─── SOURCE RECORDS ───
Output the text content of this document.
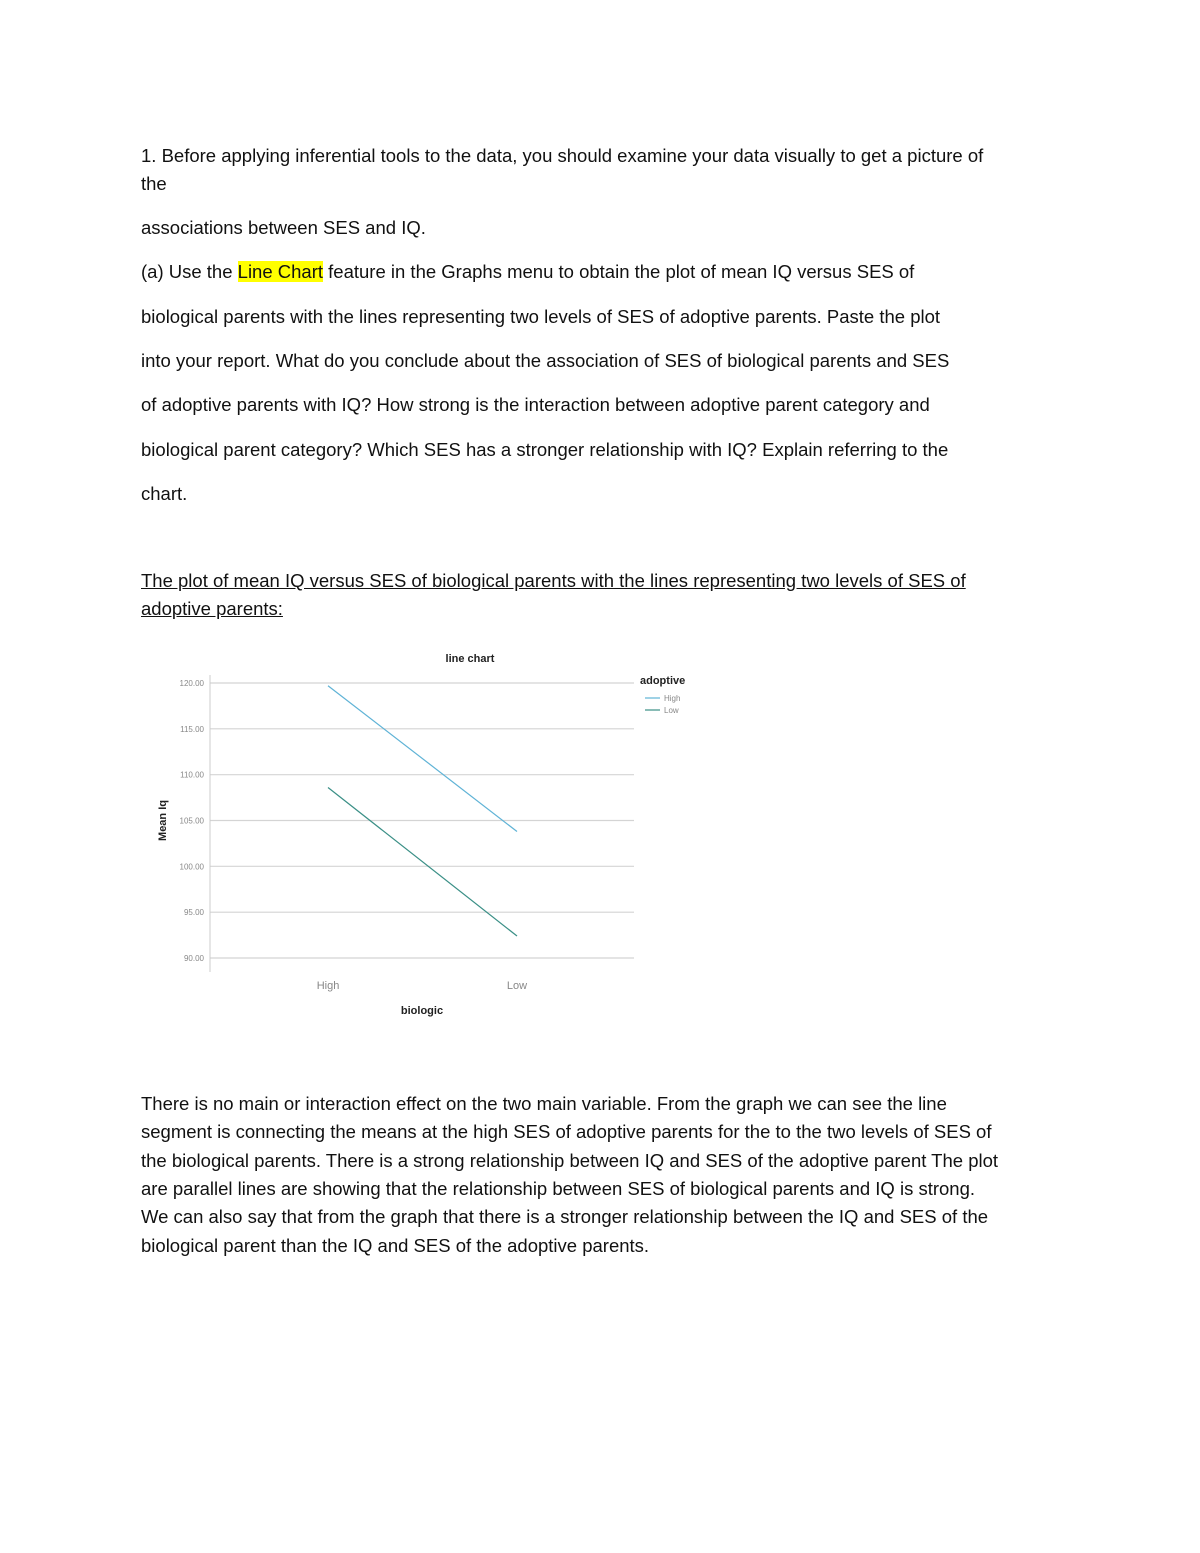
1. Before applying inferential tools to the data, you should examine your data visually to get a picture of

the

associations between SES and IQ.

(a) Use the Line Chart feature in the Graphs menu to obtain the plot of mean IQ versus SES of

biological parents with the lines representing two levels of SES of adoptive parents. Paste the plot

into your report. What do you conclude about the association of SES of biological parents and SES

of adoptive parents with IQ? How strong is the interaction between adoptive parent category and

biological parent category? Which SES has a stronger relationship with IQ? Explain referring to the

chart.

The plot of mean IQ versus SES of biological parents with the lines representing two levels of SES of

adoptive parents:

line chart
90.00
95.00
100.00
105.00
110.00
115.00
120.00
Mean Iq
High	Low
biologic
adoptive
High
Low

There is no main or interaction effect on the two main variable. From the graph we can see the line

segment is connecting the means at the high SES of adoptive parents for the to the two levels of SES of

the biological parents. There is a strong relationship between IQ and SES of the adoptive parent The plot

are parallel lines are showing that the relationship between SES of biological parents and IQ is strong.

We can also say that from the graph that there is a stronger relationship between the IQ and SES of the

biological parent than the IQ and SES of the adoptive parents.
───
#### GIVEN EXERCISE:
Which lines contain the word "representing"? Return each of them.

#### WRITTEN ANSWER:
biological parents with the lines representing two levels of SES of adoptive parents. Paste the plot
The plot of mean IQ versus SES of biological parents with the lines representing two levels of SES of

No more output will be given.